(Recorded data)
◆ ◆ ◆ ◆ ◆

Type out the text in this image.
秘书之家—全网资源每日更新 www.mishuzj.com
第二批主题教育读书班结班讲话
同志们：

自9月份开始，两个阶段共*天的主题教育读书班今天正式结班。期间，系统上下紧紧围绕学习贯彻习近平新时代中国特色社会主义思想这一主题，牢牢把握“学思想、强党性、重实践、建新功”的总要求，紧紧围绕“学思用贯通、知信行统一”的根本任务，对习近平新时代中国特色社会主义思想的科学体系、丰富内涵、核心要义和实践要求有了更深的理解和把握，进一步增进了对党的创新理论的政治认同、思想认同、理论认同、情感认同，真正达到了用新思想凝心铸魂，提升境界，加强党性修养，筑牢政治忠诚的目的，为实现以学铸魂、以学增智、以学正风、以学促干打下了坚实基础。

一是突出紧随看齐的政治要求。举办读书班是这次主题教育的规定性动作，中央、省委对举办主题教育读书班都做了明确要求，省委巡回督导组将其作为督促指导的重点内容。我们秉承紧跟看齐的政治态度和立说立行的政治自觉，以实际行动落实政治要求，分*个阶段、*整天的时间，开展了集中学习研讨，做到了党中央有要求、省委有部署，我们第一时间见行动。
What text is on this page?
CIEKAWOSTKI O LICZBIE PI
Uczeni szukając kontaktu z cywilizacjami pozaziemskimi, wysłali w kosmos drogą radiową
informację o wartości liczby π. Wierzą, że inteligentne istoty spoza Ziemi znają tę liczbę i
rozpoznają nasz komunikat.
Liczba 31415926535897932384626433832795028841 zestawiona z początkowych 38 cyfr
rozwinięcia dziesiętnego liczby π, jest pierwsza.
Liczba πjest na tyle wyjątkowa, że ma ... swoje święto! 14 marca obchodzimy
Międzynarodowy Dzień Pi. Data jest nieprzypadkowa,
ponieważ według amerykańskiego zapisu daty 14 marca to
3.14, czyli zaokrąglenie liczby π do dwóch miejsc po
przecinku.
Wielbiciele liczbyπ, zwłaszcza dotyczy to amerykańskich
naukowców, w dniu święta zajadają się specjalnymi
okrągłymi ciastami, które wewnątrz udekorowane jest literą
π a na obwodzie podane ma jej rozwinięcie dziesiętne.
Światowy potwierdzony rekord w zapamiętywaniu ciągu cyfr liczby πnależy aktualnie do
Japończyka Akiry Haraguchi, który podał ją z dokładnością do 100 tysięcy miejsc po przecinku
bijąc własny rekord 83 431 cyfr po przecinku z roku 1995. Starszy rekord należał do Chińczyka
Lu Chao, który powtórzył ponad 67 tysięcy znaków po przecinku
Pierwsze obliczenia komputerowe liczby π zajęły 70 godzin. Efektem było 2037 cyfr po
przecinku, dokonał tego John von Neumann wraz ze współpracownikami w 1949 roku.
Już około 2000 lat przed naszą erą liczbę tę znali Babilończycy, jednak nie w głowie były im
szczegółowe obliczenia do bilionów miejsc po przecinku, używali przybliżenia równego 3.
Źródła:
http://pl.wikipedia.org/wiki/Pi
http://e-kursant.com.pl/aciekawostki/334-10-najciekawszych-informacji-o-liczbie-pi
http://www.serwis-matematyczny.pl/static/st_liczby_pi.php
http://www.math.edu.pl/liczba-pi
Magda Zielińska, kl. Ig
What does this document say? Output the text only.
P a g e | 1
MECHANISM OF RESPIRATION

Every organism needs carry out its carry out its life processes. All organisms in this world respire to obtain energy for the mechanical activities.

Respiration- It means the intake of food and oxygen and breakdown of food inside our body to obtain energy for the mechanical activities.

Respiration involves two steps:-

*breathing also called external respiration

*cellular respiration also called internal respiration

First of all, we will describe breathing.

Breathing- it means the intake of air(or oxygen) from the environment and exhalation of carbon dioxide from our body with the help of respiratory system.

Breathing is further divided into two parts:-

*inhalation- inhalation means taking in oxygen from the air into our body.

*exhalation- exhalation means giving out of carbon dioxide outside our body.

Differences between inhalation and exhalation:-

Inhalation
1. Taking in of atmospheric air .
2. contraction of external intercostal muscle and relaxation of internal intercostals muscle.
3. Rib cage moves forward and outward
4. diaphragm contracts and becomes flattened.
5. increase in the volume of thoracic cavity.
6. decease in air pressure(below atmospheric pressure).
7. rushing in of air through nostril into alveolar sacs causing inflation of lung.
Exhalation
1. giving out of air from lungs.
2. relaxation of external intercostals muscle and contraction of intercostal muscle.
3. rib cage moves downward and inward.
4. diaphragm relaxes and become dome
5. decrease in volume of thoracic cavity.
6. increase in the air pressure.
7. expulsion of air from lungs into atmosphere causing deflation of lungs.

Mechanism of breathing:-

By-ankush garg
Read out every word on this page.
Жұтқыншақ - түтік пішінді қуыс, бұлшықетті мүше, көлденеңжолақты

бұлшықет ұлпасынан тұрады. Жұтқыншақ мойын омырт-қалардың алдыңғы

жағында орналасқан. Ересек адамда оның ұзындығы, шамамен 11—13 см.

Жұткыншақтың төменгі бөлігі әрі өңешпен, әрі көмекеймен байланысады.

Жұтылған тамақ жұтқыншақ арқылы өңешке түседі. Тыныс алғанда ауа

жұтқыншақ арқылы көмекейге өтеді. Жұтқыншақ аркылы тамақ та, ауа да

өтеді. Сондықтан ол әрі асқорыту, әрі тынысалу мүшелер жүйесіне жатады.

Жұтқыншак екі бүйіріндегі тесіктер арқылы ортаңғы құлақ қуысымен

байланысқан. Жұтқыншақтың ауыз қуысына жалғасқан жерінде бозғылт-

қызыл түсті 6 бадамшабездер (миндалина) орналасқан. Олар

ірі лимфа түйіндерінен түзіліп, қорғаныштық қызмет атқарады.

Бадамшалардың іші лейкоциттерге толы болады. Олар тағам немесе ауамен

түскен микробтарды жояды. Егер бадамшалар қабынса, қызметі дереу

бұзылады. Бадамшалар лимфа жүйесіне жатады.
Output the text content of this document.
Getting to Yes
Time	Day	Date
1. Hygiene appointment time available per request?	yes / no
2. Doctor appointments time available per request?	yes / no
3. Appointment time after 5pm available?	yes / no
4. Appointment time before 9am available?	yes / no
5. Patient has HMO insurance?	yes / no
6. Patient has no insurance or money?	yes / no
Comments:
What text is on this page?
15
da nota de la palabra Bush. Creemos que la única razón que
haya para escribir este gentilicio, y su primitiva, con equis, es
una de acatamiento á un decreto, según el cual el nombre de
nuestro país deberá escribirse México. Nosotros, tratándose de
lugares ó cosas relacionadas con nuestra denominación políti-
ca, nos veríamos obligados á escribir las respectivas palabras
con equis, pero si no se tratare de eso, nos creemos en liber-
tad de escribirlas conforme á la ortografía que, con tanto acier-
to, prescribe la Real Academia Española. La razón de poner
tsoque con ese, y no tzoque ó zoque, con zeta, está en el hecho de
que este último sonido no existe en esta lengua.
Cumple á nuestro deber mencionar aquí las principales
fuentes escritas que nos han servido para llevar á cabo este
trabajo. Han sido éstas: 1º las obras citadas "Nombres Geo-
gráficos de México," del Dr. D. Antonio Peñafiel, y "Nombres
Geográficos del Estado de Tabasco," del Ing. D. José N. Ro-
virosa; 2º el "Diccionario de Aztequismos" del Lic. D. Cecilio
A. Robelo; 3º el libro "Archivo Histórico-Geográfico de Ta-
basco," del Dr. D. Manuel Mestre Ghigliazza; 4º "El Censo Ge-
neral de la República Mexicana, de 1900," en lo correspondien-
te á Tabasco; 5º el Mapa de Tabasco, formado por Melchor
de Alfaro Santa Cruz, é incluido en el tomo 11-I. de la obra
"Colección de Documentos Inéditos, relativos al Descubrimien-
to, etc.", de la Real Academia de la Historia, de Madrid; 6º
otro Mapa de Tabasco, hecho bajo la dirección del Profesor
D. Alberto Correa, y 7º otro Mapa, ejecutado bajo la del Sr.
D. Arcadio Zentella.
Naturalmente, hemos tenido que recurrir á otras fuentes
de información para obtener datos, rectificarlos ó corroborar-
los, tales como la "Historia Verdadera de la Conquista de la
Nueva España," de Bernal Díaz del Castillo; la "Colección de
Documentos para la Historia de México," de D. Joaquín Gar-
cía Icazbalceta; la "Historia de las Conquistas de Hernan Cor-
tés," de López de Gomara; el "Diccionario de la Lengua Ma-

◆ ◆ ◆ ◆ ◆

Write down every line of the data above that includes the string "México".

SOLUTION TO THIS EXERCISE
nuestro país deberá escribirse México. Nosotros, tratándose de
gráficos de México," del Dr. D. Antonio Peñafiel, y "Nombres
Documentos para la Historia de México," de D. Joaquín Gar-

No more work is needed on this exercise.